**What is required**
Pick out every line in the data below that holds "Aşağıdaki".

◇ ◇ ◇ ◇ ◇

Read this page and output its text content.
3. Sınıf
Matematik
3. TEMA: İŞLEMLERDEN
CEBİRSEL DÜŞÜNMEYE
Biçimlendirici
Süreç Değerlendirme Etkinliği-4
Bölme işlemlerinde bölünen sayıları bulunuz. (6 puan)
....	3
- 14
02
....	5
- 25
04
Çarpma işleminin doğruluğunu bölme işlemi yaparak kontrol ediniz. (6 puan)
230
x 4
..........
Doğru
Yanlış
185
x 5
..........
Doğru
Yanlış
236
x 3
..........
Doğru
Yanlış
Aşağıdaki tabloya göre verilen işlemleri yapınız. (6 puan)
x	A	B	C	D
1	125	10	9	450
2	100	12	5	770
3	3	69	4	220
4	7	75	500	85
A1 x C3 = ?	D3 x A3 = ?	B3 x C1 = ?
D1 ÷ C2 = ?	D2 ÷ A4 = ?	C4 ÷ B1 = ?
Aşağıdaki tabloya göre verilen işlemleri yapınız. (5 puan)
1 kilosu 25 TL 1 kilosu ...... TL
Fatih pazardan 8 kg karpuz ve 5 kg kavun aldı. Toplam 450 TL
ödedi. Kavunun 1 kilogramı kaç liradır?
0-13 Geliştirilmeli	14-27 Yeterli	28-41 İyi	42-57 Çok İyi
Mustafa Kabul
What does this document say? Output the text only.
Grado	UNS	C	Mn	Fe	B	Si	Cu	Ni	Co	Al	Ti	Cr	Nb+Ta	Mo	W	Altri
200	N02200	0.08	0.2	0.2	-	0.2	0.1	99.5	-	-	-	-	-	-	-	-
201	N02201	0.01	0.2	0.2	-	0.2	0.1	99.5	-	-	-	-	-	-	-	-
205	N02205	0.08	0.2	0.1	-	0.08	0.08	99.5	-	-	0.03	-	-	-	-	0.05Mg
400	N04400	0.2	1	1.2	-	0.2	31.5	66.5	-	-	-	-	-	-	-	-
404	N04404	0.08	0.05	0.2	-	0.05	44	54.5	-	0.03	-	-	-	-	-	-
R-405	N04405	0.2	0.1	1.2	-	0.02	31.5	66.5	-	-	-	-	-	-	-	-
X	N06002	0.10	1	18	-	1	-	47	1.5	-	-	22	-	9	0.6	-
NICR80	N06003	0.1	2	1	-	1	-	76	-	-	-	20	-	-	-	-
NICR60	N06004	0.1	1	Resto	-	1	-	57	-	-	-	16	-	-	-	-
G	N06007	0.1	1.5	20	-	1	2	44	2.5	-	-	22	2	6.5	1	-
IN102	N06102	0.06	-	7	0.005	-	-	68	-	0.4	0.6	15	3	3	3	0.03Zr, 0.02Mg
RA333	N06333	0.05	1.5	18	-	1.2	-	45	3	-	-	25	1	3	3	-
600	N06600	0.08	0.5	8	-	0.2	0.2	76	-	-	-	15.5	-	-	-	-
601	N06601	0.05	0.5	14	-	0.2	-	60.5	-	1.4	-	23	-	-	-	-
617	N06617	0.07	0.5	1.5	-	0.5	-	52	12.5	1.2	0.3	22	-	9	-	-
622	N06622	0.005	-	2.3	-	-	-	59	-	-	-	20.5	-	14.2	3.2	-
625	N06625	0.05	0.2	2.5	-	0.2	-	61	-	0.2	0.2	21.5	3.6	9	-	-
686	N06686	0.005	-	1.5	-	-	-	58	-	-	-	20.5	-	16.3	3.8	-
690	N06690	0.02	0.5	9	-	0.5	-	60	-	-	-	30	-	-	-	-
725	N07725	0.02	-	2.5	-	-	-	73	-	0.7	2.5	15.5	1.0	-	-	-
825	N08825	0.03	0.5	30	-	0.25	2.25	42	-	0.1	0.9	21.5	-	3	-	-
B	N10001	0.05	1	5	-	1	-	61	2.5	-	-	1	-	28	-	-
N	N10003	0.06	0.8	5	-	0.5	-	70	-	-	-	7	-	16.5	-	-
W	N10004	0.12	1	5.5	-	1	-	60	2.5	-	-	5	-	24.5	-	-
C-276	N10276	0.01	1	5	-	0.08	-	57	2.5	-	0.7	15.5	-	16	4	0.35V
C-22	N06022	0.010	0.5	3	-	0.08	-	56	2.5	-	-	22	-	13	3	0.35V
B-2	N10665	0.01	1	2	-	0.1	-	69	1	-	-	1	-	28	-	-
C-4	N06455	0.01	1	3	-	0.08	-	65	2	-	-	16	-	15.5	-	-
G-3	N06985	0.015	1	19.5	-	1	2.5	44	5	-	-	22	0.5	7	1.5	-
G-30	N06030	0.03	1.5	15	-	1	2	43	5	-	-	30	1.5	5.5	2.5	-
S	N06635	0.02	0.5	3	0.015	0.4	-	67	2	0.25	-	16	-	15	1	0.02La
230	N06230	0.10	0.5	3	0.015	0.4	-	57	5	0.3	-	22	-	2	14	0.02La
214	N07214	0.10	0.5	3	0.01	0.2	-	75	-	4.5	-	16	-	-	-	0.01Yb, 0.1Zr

◇ ◇ ◇ ◇ ◇

**Expected answer**
Aşağıdaki tabloya göre verilen işlemleri yapınız. (6 puan)
Aşağıdaki tabloya göre verilen işlemleri yapınız. (5 puan)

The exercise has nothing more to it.